◆ Written request ◆
Out of all the lines below, count those with the word "text". Give the number only.

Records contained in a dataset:
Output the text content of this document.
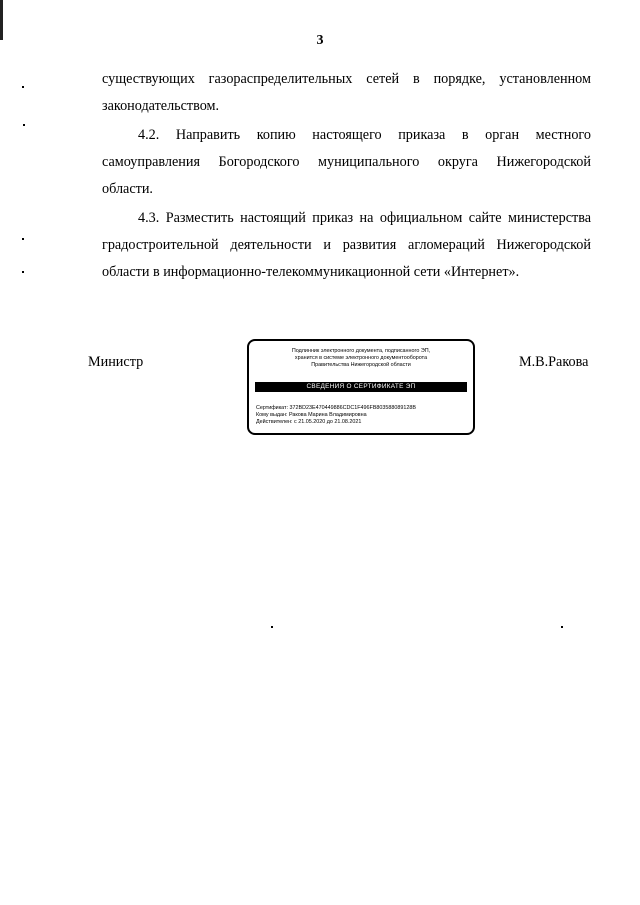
3
существующих газораспределительных сетей в порядке, установленном
законодательством.
4.2. Направить копию настоящего приказа в орган местного
самоуправления Богородского муниципального округа Нижегородской
области.
4.3. Разместить настоящий приказ на официальном сайте министерства
градостроительной деятельности и развития агломераций Нижегородской
области в информационно-телекоммуникационной сети «Интернет».
Министр
Подлинник электронного документа, подписанного ЭП,
хранится в системе электронного документооборота
Правительства Нижегородской области
СВЕДЕНИЯ О СЕРТИФИКАТЕ ЭП
Сертификат: 372BD23E470449886CDC1F496FB803588089128B
Кому выдан: Ракова Марина Владимировна
Действителен: с 21.05.2020 до 21.08.2021
М.В.Ракова
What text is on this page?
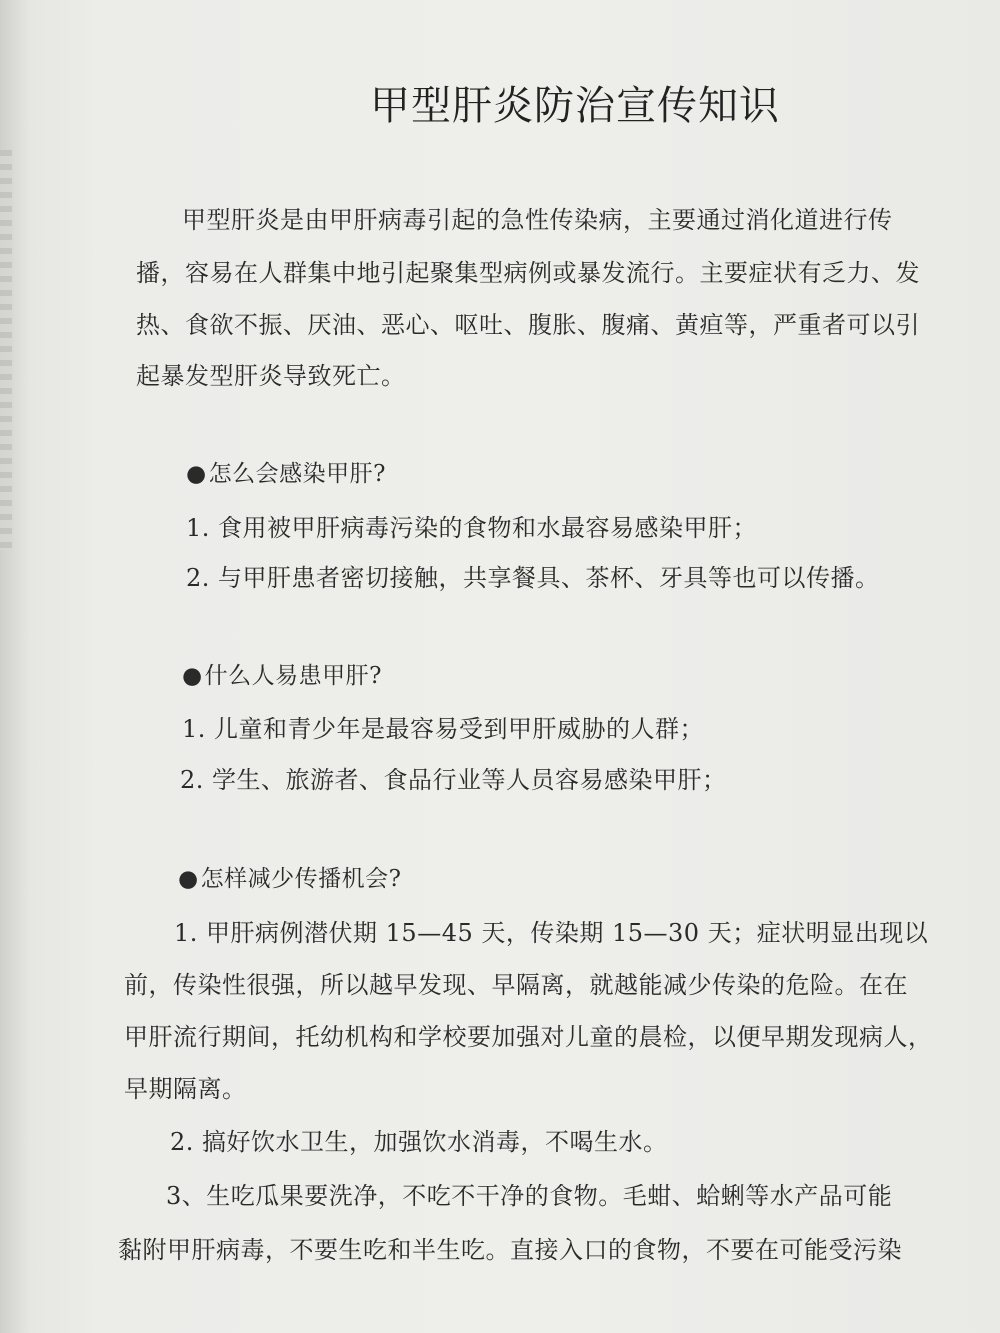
甲型肝炎防治宣传知识
甲型肝炎是由甲肝病毒引起的急性传染病，主要通过消化道进行传
播，容易在人群集中地引起聚集型病例或暴发流行。主要症状有乏力、发
热、食欲不振、厌油、恶心、呕吐、腹胀、腹痛、黄疸等，严重者可以引
起暴发型肝炎导致死亡。
●怎么会感染甲肝?
1. 食用被甲肝病毒污染的食物和水最容易感染甲肝；
2. 与甲肝患者密切接触，共享餐具、茶杯、牙具等也可以传播。
●什么人易患甲肝?
1. 儿童和青少年是最容易受到甲肝威胁的人群；
2. 学生、旅游者、食品行业等人员容易感染甲肝；
●怎样减少传播机会?
1. 甲肝病例潜伏期 15—45 天，传染期 15—30 天；症状明显出现以
前，传染性很强，所以越早发现、早隔离，就越能减少传染的危险。在在
甲肝流行期间，托幼机构和学校要加强对儿童的晨检，以便早期发现病人，
早期隔离。
2. 搞好饮水卫生，加强饮水消毒，不喝生水。
3、生吃瓜果要洗净，不吃不干净的食物。毛蚶、蛤蜊等水产品可能
黏附甲肝病毒，不要生吃和半生吃。直接入口的食物，不要在可能受污染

◆ Full output ◆
2